— BEGIN The input —
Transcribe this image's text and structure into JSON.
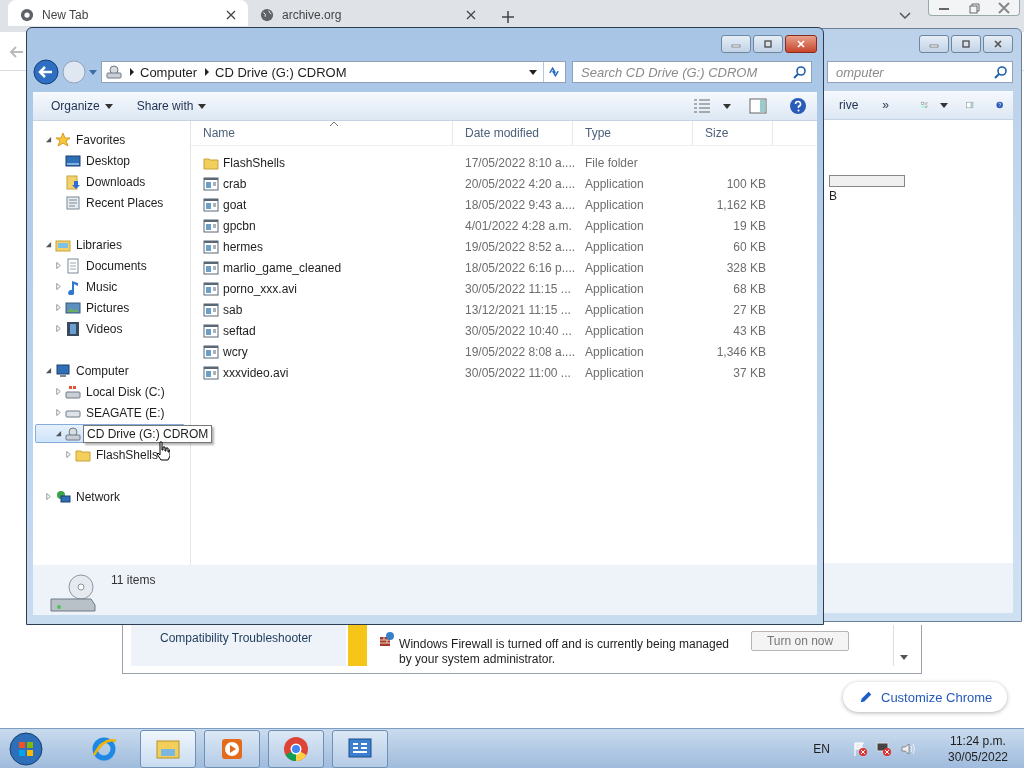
{
  "browser": {
    "tabs": [
      {
        "title": "New Tab",
        "selected": true
      },
      {
        "title": "archive.org",
        "selected": false
      }
    ]
  },
  "back_window": {
    "search_placeholder": "omputer",
    "toolbar_label": "rive",
    "overflow": "»",
    "size_text": "B"
  },
  "explorer": {
    "breadcrumbs": [
      "Computer",
      "CD Drive (G:) CDROM"
    ],
    "search_placeholder": "Search CD Drive (G:) CDROM",
    "toolbar": [
      "Organize",
      "Share with"
    ],
    "tree": [
      {
        "label": "Favorites",
        "kind": "star",
        "expanded": true,
        "selected": false,
        "children": [
          {
            "label": "Desktop",
            "kind": "desktop",
            "selected": false
          },
          {
            "label": "Downloads",
            "kind": "downloads",
            "selected": false
          },
          {
            "label": "Recent Places",
            "kind": "recent",
            "selected": false
          }
        ]
      },
      {
        "label": "Libraries",
        "kind": "library",
        "expanded": true,
        "selected": false,
        "children": [
          {
            "label": "Documents",
            "kind": "document",
            "expanded": false,
            "selected": false
          },
          {
            "label": "Music",
            "kind": "music",
            "expanded": false,
            "selected": false
          },
          {
            "label": "Pictures",
            "kind": "picture",
            "expanded": false,
            "selected": false
          },
          {
            "label": "Videos",
            "kind": "video",
            "expanded": false,
            "selected": false
          }
        ]
      },
      {
        "label": "Computer",
        "kind": "computer",
        "expanded": true,
        "selected": false,
        "children": [
          {
            "label": "Local Disk (C:)",
            "kind": "disk",
            "expanded": false,
            "selected": false
          },
          {
            "label": "SEAGATE (E:)",
            "kind": "drive",
            "expanded": false,
            "selected": false
          },
          {
            "label": "CD Drive (G:) CDROM",
            "kind": "cd",
            "expanded": true,
            "selected": true,
            "children": [
              {
                "label": "FlashShells",
                "kind": "folder",
                "expanded": false,
                "selected": false
              }
            ]
          }
        ]
      },
      {
        "label": "Network",
        "kind": "network",
        "expanded": false,
        "selected": false
      }
    ],
    "columns": [
      "Name",
      "Date modified",
      "Type",
      "Size"
    ],
    "files": [
      {
        "name": "FlashShells",
        "kind": "folder",
        "date": "17/05/2022 8:10 a....",
        "type": "File folder"
      },
      {
        "name": "crab",
        "kind": "app",
        "date": "20/05/2022 4:20 a....",
        "type": "Application",
        "size": "100 KB"
      },
      {
        "name": "goat",
        "kind": "app",
        "date": "18/05/2022 9:43 a....",
        "type": "Application",
        "size": "1,162 KB"
      },
      {
        "name": "gpcbn",
        "kind": "app",
        "date": "4/01/2022 4:28 a.m.",
        "type": "Application",
        "size": "19 KB"
      },
      {
        "name": "hermes",
        "kind": "app",
        "date": "19/05/2022 8:52 a....",
        "type": "Application",
        "size": "60 KB"
      },
      {
        "name": "marlio_game_cleaned",
        "kind": "app",
        "date": "18/05/2022 6:16 p....",
        "type": "Application",
        "size": "328 KB"
      },
      {
        "name": "porno_xxx.avi",
        "kind": "app",
        "date": "30/05/2022 11:15 ...",
        "type": "Application",
        "size": "68 KB"
      },
      {
        "name": "sab",
        "kind": "app",
        "date": "13/12/2021 11:15 ...",
        "type": "Application",
        "size": "27 KB"
      },
      {
        "name": "seftad",
        "kind": "app",
        "date": "30/05/2022 10:40 ...",
        "type": "Application",
        "size": "43 KB"
      },
      {
        "name": "wcry",
        "kind": "app",
        "date": "19/05/2022 8:08 a....",
        "type": "Application",
        "size": "1,346 KB"
      },
      {
        "name": "xxxvideo.avi",
        "kind": "app",
        "date": "30/05/2022 11:00 ...",
        "type": "Application",
        "size": "37 KB"
      }
    ],
    "status": "11 items"
  },
  "control_panel": {
    "left_lines": [
      "Compatibility Troubleshooter"
    ],
    "message": "Windows Firewall is turned off and is currently being managed by your system administrator.",
    "button": "Turn on now"
  },
  "customize_button": "Customize Chrome",
  "taskbar": {
    "apps": [
      {
        "kind": "ie",
        "running": false,
        "selected": false
      },
      {
        "kind": "explorer",
        "running": true,
        "selected": true
      },
      {
        "kind": "media",
        "running": true,
        "selected": false
      },
      {
        "kind": "chrome",
        "running": true,
        "selected": false
      },
      {
        "kind": "control",
        "running": true,
        "selected": false
      }
    ],
    "language": "EN",
    "time": "11:24 p.m.",
    "date": "30/05/2022"
  }
}
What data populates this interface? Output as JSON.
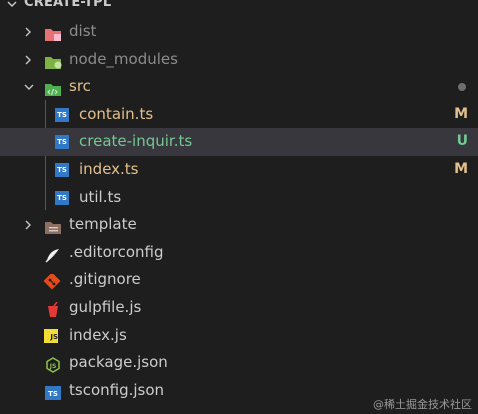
— END The input —
### Problem statement
All entries must be written out again exactly as given, with no pictures in the copy.

### Written response
Transcribe this image's text and structure into JSON.
{
  "browser": {
    "tabs": [
      {
        "title": "New Tab",
        "selected": true
      },
      {
        "title": "archive.org",
        "selected": false
      }
    ]
  },
  "back_window": {
    "search_placeholder": "omputer",
    "toolbar_label": "rive",
    "overflow": "»",
    "size_text": "B"
  },
  "explorer": {
    "breadcrumbs": [
      "Computer",
      "CD Drive (G:) CDROM"
    ],
    "search_placeholder": "Search CD Drive (G:) CDROM",
    "toolbar": [
      "Organize",
      "Share with"
    ],
    "tree": [
      {
        "label": "Favorites",
        "kind": "star",
        "expanded": true,
        "selected": false,
        "children": [
          {
            "label": "Desktop",
            "kind": "desktop",
            "selected": false
          },
          {
            "label": "Downloads",
            "kind": "downloads",
            "selected": false
          },
          {
            "label": "Recent Places",
            "kind": "recent",
            "selected": false
          }
        ]
      },
      {
        "label": "Libraries",
        "kind": "library",
        "expanded": true,
        "selected": false,
        "children": [
          {
            "label": "Documents",
            "kind": "document",
            "expanded": false,
            "selected": false
          },
          {
            "label": "Music",
            "kind": "music",
            "expanded": false,
            "selected": false
          },
          {
            "label": "Pictures",
            "kind": "picture",
            "expanded": false,
            "selected": false
          },
          {
            "label": "Videos",
            "kind": "video",
            "expanded": false,
            "selected": false
          }
        ]
      },
      {
        "label": "Computer",
        "kind": "computer",
        "expanded": true,
        "selected": false,
        "children": [
          {
            "label": "Local Disk (C:)",
            "kind": "disk",
            "expanded": false,
            "selected": false
          },
          {
            "label": "SEAGATE (E:)",
            "kind": "drive",
            "expanded": false,
            "selected": false
          },
          {
            "label": "CD Drive (G:) CDROM",
            "kind": "cd",
            "expanded": true,
            "selected": true,
            "children": [
              {
                "label": "FlashShells",
                "kind": "folder",
                "expanded": false,
                "selected": false
              }
            ]
          }
        ]
      },
      {
        "label": "Network",
        "kind": "network",
        "expanded": false,
        "selected": false
      }
    ],
    "columns": [
      "Name",
      "Date modified",
      "Type",
      "Size"
    ],
    "files": [
      {
        "name": "FlashShells",
        "kind": "folder",
        "date": "17/05/2022 8:10 a....",
        "type": "File folder"
      },
      {
        "name": "crab",
        "kind": "app",
        "date": "20/05/2022 4:20 a....",
        "type": "Application",
        "size": "100 KB"
      },
      {
        "name": "goat",
        "kind": "app",
        "date": "18/05/2022 9:43 a....",
        "type": "Application",
        "size": "1,162 KB"
      },
      {
        "name": "gpcbn",
        "kind": "app",
        "date": "4/01/2022 4:28 a.m.",
        "type": "Application",
        "size": "19 KB"
      },
      {
        "name": "hermes",
        "kind": "app",
        "date": "19/05/2022 8:52 a....",
        "type": "Application",
        "size": "60 KB"
      },
      {
        "name": "marlio_game_cleaned",
        "kind": "app",
        "date": "18/05/2022 6:16 p....",
        "type": "Application",
        "size": "328 KB"
      },
      {
        "name": "porno_xxx.avi",
        "kind": "app",
        "date": "30/05/2022 11:15 ...",
        "type": "Application",
        "size": "68 KB"
      },
      {
        "name": "sab",
        "kind": "app",
        "date": "13/12/2021 11:15 ...",
        "type": "Application",
        "size": "27 KB"
      },
      {
        "name": "seftad",
        "kind": "app",
        "date": "30/05/2022 10:40 ...",
        "type": "Application",
        "size": "43 KB"
      },
      {
        "name": "wcry",
        "kind": "app",
        "date": "19/05/2022 8:08 a....",
        "type": "Application",
        "size": "1,346 KB"
      },
      {
        "name": "xxxvideo.avi",
        "kind": "app",
        "date": "30/05/2022 11:00 ...",
        "type": "Application",
        "size": "37 KB"
      }
    ],
    "status": "11 items"
  },
  "control_panel": {
    "left_lines": [
      "Compatibility Troubleshooter"
    ],
    "message": "Windows Firewall is turned off and is currently being managed by your system administrator.",
    "button": "Turn on now"
  },
  "customize_button": "Customize Chrome",
  "taskbar": {
    "apps": [
      {
        "kind": "ie",
        "running": false,
        "selected": false
      },
      {
        "kind": "explorer",
        "running": true,
        "selected": true
      },
      {
        "kind": "media",
        "running": true,
        "selected": false
      },
      {
        "kind": "chrome",
        "running": true,
        "selected": false
      },
      {
        "kind": "control",
        "running": true,
        "selected": false
      }
    ],
    "language": "EN",
    "time": "11:24 p.m.",
    "date": "30/05/2022"
  }
}
What data populates this interface? Output as JSON.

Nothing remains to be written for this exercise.